### Passage given
··········

Similarly, the overall scores are calculated for all record pairs.

While the m-probability represents the quality of the matching variable and is not dependent on the actual value of the matching variable, this is not the case for the u-probability. The u-probability represents the discriminating power of the matching variable, and hence rare values should provide more weight to the overall score than common values. In addition, since the number of non-matches is very large compared with the number of matches when comparing all possible pairs within blocks, the u-probability P(γ| NM) is often approximated by the marginal probability P(γ). For example, the u-probability of month of birth is often taken as 1/12 and gender as 1/2. Therefore, in many small-scale applications, the u-probability is calculated as the proportion of value states of the matching variable in a large dataset or across all possible pairs. However, the calculation of the m-probability needs good test data or an approach such as the EM algorithm described in Sect. 3.2.4, since this is calculated as the rate of error among known matches.

··········

### Provided data
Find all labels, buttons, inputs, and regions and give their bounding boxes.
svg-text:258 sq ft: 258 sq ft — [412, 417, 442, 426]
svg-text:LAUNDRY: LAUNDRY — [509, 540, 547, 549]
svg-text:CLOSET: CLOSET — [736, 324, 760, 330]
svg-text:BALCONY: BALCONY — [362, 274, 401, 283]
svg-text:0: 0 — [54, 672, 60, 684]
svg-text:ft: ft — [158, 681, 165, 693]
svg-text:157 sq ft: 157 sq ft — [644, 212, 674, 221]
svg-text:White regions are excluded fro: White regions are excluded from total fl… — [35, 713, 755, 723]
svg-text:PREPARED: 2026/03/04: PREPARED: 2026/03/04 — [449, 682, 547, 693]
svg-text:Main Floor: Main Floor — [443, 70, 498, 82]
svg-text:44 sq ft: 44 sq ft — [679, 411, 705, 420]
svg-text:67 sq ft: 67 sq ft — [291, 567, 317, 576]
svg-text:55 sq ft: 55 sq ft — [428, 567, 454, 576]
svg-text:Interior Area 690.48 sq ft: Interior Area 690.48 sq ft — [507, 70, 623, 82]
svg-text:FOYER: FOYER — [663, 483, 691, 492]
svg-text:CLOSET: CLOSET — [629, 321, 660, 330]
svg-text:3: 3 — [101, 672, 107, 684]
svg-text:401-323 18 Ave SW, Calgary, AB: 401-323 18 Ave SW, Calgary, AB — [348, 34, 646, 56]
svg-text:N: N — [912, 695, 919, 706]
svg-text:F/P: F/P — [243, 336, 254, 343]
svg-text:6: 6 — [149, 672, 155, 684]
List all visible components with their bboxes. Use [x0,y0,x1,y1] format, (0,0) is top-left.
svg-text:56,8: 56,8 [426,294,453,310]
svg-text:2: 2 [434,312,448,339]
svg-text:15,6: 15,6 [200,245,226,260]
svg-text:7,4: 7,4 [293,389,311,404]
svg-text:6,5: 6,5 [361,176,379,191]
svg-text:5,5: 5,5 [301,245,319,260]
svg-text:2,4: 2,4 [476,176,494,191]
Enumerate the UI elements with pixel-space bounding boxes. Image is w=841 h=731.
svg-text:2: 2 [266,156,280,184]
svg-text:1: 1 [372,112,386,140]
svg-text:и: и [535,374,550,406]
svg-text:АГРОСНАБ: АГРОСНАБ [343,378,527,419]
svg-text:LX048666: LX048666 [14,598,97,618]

··········

### What this exercise asks
[1] According to the record-linkage passage, what value is often taken as the u-probability of month of birth?
[2] Continue the record-linkage passage from the point where it stops.
The records were drawn from a different source than the record-linkage passage.

### Written responses
[1] 1/12

[2]
The likelihood ratio can be modified to take into account a string comparator. A common approach when using the simple agree/disagree {1,0} comparison vector of the F&S framework is by interpolation. Assume matching variable k is first or last name. The likelihood ratio is modified as follows:

$$ R\left({\gamma}_k^j\right)={\Phi}_{\left({S}_1,{S}_2\right)}^j\frac{P\left({\gamma}_k^j|M\right)}{P\left({\gamma}_k^j| NM\right)}+\left(1-{\Phi}_{\left({S}_1,{S}_2\right)}^j\right)\frac{1-P\left({\gamma}_k^j|M\right)}{1-P\left({\gamma}_k^j| NM\right)} $$
(5)

One can see that if there is a perfect agreement and \( {\Phi}_{\left({S}_1,{S}_2\right)}^j=1 \), then we obtain the original agreement likelihood ratio, and when \( {\Phi}_{\left({S}_1,{S}_2\right)}^j=0 \) we obtain the disagreement likelihood ratio. Intermediary values are obtained for the likelihood ratio under partial agreements. Finally, on the new likelihood ratio, the log transformation is taken and added to the likelihood ratios of the other matching variables.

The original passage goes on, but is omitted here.